Extract every line below, verbatim.

Start of Stored rows

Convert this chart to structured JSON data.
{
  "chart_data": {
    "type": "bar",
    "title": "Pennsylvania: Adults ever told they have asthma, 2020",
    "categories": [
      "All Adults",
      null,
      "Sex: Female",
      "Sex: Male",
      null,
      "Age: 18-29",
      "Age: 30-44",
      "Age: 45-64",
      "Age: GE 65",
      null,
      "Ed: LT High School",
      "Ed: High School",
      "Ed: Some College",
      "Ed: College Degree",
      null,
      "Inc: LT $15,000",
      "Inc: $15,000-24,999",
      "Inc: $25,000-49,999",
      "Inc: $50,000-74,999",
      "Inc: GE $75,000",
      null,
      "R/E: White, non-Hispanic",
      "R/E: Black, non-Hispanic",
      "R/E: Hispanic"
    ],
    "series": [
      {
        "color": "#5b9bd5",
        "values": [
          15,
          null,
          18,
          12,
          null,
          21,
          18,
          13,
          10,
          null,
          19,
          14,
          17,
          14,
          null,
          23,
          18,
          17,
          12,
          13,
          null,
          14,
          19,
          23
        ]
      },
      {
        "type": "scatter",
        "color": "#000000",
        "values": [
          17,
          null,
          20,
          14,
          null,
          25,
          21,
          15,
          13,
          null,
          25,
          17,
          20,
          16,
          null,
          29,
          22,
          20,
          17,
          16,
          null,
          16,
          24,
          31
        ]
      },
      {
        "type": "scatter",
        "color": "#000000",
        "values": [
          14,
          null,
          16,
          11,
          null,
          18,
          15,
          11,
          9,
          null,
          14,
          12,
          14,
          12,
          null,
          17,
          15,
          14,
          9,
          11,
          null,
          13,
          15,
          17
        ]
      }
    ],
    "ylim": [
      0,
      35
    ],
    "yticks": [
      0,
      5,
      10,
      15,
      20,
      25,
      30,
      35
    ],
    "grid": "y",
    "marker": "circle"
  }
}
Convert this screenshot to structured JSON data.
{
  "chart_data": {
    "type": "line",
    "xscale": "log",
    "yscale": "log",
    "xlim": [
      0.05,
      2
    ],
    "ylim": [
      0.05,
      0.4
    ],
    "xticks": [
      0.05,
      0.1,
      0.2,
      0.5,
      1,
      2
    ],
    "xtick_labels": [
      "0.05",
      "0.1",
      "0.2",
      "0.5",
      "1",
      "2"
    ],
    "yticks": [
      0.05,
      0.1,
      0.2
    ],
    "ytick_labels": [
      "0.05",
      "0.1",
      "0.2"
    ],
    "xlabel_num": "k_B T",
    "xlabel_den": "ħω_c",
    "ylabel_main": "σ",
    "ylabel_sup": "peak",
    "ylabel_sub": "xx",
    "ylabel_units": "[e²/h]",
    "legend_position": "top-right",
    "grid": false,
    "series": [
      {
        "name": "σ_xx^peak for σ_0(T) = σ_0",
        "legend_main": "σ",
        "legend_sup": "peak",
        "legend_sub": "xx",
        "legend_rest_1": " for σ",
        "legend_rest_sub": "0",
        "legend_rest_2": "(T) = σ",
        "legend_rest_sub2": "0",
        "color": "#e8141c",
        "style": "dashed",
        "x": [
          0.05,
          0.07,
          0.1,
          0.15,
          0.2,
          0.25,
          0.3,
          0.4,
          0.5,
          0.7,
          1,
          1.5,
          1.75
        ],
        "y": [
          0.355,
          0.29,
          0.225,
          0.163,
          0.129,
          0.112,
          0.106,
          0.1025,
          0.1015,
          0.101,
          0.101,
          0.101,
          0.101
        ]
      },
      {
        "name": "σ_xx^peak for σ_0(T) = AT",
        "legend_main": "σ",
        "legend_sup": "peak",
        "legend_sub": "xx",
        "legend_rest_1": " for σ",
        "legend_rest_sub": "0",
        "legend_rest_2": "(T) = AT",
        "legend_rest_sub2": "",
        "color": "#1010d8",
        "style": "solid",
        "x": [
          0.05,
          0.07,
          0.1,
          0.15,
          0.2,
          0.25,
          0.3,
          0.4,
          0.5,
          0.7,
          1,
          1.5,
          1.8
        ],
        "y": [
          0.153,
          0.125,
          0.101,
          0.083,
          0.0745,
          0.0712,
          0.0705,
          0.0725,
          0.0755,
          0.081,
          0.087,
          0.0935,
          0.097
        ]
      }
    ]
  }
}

End of Stored rows

Output of the task |
Convert this chart to structured JSON data.
{
  "chart_data": {
    "type": "bar",
    "title": "Pennsylvania: Adults ever told they have asthma, 2020",
    "categories": [
      "All Adults",
      null,
      "Sex: Female",
      "Sex: Male",
      null,
      "Age: 18-29",
      "Age: 30-44",
      "Age: 45-64",
      "Age: GE 65",
      null,
      "Ed: LT High School",
      "Ed: High School",
      "Ed: Some College",
      "Ed: College Degree",
      null,
      "Inc: LT $15,000",
      "Inc: $15,000-24,999",
      "Inc: $25,000-49,999",
      "Inc: $50,000-74,999",
      "Inc: GE $75,000",
      null,
      "R/E: White, non-Hispanic",
      "R/E: Black, non-Hispanic",
      "R/E: Hispanic"
    ],
    "series": [
      {
        "color": "#5b9bd5",
        "values": [
          15,
          null,
          18,
          12,
          null,
          21,
          18,
          13,
          10,
          null,
          19,
          14,
          17,
          14,
          null,
          23,
          18,
          17,
          12,
          13,
          null,
          14,
          19,
          23
        ]
      },
      {
        "type": "scatter",
        "color": "#000000",
        "values": [
          17,
          null,
          20,
          14,
          null,
          25,
          21,
          15,
          13,
          null,
          25,
          17,
          20,
          16,
          null,
          29,
          22,
          20,
          17,
          16,
          null,
          16,
          24,
          31
        ]
      },
      {
        "type": "scatter",
        "color": "#000000",
        "values": [
          14,
          null,
          16,
          11,
          null,
          18,
          15,
          11,
          9,
          null,
          14,
          12,
          14,
          12,
          null,
          17,
          15,
          14,
          9,
          11,
          null,
          13,
          15,
          17
        ]
      }
    ],
    "ylim": [
      0,
      35
    ],
    "yticks": [
      0,
      5,
      10,
      15,
      20,
      25,
      30,
      35
    ],
    "grid": "y",
    "marker": "circle"
  }
}
Convert this screenshot to structured JSON data.
{
  "chart_data": {
    "type": "line",
    "xscale": "log",
    "yscale": "log",
    "xlim": [
      0.05,
      2
    ],
    "ylim": [
      0.05,
      0.4
    ],
    "xticks": [
      0.05,
      0.1,
      0.2,
      0.5,
      1,
      2
    ],
    "xtick_labels": [
      "0.05",
      "0.1",
      "0.2",
      "0.5",
      "1",
      "2"
    ],
    "yticks": [
      0.05,
      0.1,
      0.2
    ],
    "ytick_labels": [
      "0.05",
      "0.1",
      "0.2"
    ],
    "xlabel_num": "k_B T",
    "xlabel_den": "ħω_c",
    "ylabel_main": "σ",
    "ylabel_sup": "peak",
    "ylabel_sub": "xx",
    "ylabel_units": "[e²/h]",
    "legend_position": "top-right",
    "grid": false,
    "series": [
      {
        "name": "σ_xx^peak for σ_0(T) = σ_0",
        "legend_main": "σ",
        "legend_sup": "peak",
        "legend_sub": "xx",
        "legend_rest_1": " for σ",
        "legend_rest_sub": "0",
        "legend_rest_2": "(T) = σ",
        "legend_rest_sub2": "0",
        "color": "#e8141c",
        "style": "dashed",
        "x": [
          0.05,
          0.07,
          0.1,
          0.15,
          0.2,
          0.25,
          0.3,
          0.4,
          0.5,
          0.7,
          1,
          1.5,
          1.75
        ],
        "y": [
          0.355,
          0.29,
          0.225,
          0.163,
          0.129,
          0.112,
          0.106,
          0.1025,
          0.1015,
          0.101,
          0.101,
          0.101,
          0.101
        ]
      },
      {
        "name": "σ_xx^peak for σ_0(T) = AT",
        "legend_main": "σ",
        "legend_sup": "peak",
        "legend_sub": "xx",
        "legend_rest_1": " for σ",
        "legend_rest_sub": "0",
        "legend_rest_2": "(T) = AT",
        "legend_rest_sub2": "",
        "color": "#1010d8",
        "style": "solid",
        "x": [
          0.05,
          0.07,
          0.1,
          0.15,
          0.2,
          0.25,
          0.3,
          0.4,
          0.5,
          0.7,
          1,
          1.5,
          1.8
        ],
        "y": [
          0.153,
          0.125,
          0.101,
          0.083,
          0.0745,
          0.0712,
          0.0705,
          0.0725,
          0.0755,
          0.081,
          0.087,
          0.0935,
          0.097
        ]
      }
    ]
  }
}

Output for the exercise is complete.